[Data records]
+--
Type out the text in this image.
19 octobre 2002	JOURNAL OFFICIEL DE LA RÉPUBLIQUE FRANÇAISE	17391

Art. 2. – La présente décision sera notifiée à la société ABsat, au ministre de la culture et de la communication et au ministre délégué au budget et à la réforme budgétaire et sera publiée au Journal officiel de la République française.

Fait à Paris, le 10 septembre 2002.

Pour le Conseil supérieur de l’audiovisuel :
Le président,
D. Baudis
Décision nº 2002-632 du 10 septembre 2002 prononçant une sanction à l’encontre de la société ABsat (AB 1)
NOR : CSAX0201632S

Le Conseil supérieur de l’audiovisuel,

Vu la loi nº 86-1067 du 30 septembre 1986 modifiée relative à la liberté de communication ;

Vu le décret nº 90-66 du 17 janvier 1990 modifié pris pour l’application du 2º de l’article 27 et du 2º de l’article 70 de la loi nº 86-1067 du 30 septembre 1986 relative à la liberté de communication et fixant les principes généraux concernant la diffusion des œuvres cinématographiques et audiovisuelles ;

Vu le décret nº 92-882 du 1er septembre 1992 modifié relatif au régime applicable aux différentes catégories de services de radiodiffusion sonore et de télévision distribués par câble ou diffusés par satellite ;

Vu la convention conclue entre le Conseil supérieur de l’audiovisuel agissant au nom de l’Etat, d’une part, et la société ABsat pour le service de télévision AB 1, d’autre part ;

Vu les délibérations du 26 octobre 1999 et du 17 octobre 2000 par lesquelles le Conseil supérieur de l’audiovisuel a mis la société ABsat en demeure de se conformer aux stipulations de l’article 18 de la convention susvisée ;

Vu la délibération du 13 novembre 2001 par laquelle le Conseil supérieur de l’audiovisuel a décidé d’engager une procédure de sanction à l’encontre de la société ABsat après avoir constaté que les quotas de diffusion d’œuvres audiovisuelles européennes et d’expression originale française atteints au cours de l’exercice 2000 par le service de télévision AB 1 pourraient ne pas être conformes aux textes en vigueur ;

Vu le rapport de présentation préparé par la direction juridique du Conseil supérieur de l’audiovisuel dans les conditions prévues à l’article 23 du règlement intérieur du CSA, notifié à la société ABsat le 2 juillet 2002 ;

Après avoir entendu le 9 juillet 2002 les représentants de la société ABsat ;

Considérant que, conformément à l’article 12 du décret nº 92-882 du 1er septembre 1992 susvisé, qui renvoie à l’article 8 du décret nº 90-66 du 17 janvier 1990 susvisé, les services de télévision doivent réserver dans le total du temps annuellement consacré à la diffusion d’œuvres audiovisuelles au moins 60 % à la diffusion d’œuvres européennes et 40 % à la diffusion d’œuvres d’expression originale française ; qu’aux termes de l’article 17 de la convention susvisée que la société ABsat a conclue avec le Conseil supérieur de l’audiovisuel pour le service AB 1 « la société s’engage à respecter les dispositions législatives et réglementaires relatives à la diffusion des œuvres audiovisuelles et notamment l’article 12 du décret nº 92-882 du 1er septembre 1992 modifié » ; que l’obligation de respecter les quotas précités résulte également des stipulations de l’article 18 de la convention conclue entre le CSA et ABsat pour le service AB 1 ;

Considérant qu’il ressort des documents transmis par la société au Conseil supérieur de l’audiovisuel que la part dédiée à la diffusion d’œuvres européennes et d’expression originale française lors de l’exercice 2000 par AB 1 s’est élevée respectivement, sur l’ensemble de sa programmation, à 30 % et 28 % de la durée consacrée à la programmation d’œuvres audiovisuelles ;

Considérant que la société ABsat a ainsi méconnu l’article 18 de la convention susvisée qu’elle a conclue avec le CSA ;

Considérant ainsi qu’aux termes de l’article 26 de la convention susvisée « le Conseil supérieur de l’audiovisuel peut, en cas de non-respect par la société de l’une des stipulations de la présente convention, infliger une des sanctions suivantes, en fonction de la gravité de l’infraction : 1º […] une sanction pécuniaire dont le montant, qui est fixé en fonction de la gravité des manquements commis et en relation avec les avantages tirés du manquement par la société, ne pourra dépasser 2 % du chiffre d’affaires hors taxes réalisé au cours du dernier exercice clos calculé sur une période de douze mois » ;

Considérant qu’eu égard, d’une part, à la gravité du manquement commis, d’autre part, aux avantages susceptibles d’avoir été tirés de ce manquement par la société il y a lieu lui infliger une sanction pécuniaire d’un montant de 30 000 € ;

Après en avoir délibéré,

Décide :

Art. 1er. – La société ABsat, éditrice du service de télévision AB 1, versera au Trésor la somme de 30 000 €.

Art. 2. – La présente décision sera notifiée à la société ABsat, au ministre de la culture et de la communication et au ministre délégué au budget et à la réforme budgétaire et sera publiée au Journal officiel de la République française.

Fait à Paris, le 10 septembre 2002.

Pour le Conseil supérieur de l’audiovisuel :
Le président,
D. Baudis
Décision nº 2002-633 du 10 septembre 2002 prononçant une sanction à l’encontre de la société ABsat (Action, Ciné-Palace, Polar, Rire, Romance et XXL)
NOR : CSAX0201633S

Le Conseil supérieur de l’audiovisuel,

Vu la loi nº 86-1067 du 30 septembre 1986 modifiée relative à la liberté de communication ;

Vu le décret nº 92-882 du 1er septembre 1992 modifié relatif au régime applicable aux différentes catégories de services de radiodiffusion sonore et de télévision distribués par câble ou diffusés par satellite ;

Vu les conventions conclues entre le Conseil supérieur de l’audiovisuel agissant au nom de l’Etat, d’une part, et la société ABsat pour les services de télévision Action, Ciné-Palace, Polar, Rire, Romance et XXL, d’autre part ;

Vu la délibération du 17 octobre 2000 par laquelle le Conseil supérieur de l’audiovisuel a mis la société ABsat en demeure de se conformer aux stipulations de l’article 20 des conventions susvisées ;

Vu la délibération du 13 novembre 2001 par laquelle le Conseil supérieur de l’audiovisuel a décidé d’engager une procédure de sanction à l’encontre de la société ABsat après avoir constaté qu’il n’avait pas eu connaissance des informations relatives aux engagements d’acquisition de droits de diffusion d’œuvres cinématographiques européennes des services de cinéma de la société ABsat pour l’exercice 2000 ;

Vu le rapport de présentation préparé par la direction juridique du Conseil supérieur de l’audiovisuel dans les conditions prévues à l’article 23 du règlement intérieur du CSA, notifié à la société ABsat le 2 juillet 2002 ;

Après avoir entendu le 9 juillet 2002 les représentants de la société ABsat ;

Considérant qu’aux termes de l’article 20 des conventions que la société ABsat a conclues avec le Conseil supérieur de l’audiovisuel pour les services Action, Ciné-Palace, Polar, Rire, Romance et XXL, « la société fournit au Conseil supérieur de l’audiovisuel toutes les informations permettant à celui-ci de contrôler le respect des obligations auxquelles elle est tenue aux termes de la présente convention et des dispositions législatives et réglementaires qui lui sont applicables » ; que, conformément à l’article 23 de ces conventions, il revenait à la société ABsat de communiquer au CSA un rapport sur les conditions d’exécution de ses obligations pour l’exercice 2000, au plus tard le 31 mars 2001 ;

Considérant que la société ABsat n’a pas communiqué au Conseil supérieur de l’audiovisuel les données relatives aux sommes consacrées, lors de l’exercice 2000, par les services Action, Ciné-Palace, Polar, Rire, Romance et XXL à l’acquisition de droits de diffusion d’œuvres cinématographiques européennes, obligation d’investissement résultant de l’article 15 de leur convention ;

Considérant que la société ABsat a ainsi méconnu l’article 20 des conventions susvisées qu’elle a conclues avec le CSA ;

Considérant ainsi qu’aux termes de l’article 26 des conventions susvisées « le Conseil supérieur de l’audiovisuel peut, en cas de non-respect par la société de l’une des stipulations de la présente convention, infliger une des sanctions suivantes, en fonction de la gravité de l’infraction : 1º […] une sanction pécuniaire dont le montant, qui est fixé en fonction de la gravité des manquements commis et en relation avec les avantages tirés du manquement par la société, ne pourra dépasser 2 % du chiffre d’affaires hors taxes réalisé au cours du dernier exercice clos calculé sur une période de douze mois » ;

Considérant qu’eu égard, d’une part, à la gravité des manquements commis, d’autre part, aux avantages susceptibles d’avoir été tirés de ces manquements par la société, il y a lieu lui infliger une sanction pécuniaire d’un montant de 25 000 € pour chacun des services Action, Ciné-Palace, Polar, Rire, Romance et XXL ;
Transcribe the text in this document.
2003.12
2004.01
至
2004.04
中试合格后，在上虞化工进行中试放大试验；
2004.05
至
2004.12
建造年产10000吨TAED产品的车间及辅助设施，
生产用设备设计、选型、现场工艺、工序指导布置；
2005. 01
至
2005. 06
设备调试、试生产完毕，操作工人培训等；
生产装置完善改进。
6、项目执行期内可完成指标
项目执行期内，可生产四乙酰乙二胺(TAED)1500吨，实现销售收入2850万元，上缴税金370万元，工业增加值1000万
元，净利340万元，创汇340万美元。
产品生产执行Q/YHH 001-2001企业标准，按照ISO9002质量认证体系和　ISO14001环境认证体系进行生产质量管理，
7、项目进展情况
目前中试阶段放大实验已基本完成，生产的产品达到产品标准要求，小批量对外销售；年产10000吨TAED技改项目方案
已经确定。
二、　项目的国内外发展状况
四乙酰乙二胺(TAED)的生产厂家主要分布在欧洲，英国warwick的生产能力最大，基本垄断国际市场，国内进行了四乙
+--
▶ **Written request**: Make a copy of each line that contains the string "avoir".

▶ **Problem solution**:
Vu la délibération du 13 novembre 2001 par laquelle le Conseil supérieur de l’audiovisuel a décidé d’engager une procédure de sanction à l’encontre de la société ABsat après avoir constaté que les quotas de diffusion d’œuvres audiovisuelles européennes et d’expression originale française atteints au cours de l’exercice 2000 par le service de télévision AB 1 pourraient ne pas être conformes aux textes en vigueur ;
Après avoir entendu le 9 juillet 2002 les représentants de la société ABsat ;
Considérant qu’eu égard, d’une part, à la gravité du manquement commis, d’autre part, aux avantages susceptibles d’avoir été tirés de ce manquement par la société il y a lieu lui infliger une sanction pécuniaire d’un montant de 30 000 € ;
Après en avoir délibéré,
Vu la délibération du 13 novembre 2001 par laquelle le Conseil supérieur de l’audiovisuel a décidé d’engager une procédure de sanction à l’encontre de la société ABsat après avoir constaté qu’il n’avait pas eu connaissance des informations relatives aux engagements d’acquisition de droits de diffusion d’œuvres cinématographiques européennes des services de cinéma de la société ABsat pour l’exercice 2000 ;
Après avoir entendu le 9 juillet 2002 les représentants de la société ABsat ;
Considérant qu’eu égard, d’une part, à la gravité des manquements commis, d’autre part, aux avantages susceptibles d’avoir été tirés de ces manquements par la société, il y a lieu lui infliger une sanction pécuniaire d’un montant de 25 000 € pour chacun des services Action, Ciné-Palace, Polar, Rire, Romance et XXL ;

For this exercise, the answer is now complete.